Start of Text shown

What to do next: Let’s tell R to treat DesiredResponse, ActualResponse, CorrectResponse, and Sex as factors, using forcats::as_factor() (by default they are set to type character. Although all our code today will still work the same with these variables as character, using the factor datatype is an easy way to check the levels for each of your variables, and can help you avoid some unwanted errors (e.g., it’s easy to see some hard to find errors, like the values “Correct” and “correct” getting treated as different levels - you would be able to see this easily for any factor column by looking in the “Environment” tab in the top right pane). take a look at the solution to see how to use forcats::as_factor()

#first import the data
mrot_tib <- readr::read_csv("data/mentalrotation.csv", na = c("NA","[N/A]"))

# now make sure the columns we want as factors are treated that way, using forcats::as_factor() - we could let "Angle" be a Ratio variable 
mrot_tib <- mrot_tib %>% dplyr::mutate(
  DesiredResponse = forcats::as_factor(DesiredResponse),
  ActualResponse = forcats::as_factor(ActualResponse),
  CorrectResponse = forcats::as_factor(CorrectResponse),
  Sex = forcats::as_factor(Sex),
)

End of Text shown
Start of Supplied information

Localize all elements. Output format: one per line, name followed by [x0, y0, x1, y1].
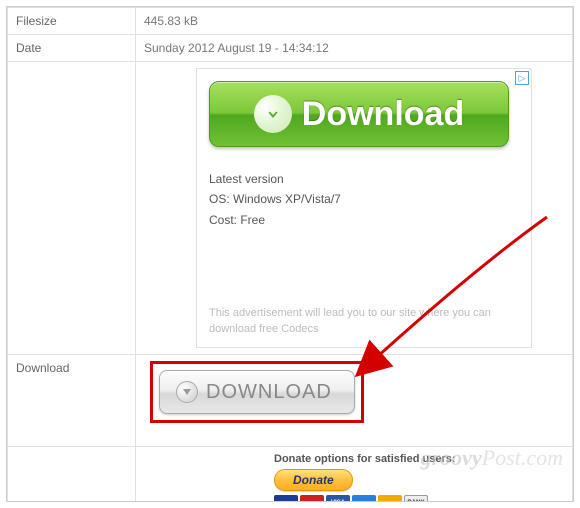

End of Supplied information

Required task:
Translate this sentence from the excerpt on factor columns in R into Spanish: "Although all our code today will still work the same with these variables as character, using the factor datatype is an easy way to check the levels for each of your variables, and can help you avoid some unwanted errors (e.g., it’s easy to see some hard to find errors, like the values “Correct” and “correct” getting treated as different levels - you would be able to see this easily for any factor column by looking in the “Environment” tab in the top right pane)." The listing above is separate material, distinct from the excerpt on factor columns in R.

Solution:
Aunque todo nuestro código de hoy seguirá funcionando igual con estas variables como carácter, usar el tipo de dato factor es una forma sencilla de comprobar los niveles de cada una de sus variables y puede ayudarle a evitar algunos errores no deseados (p. ej., es fácil ver algunos errores difíciles de encontrar, como que los valores “Correct” y “correct” se traten como niveles distintos; podría verlo fácilmente en cualquier columna de tipo factor consultando la pestaña “Environment” del panel superior derecho).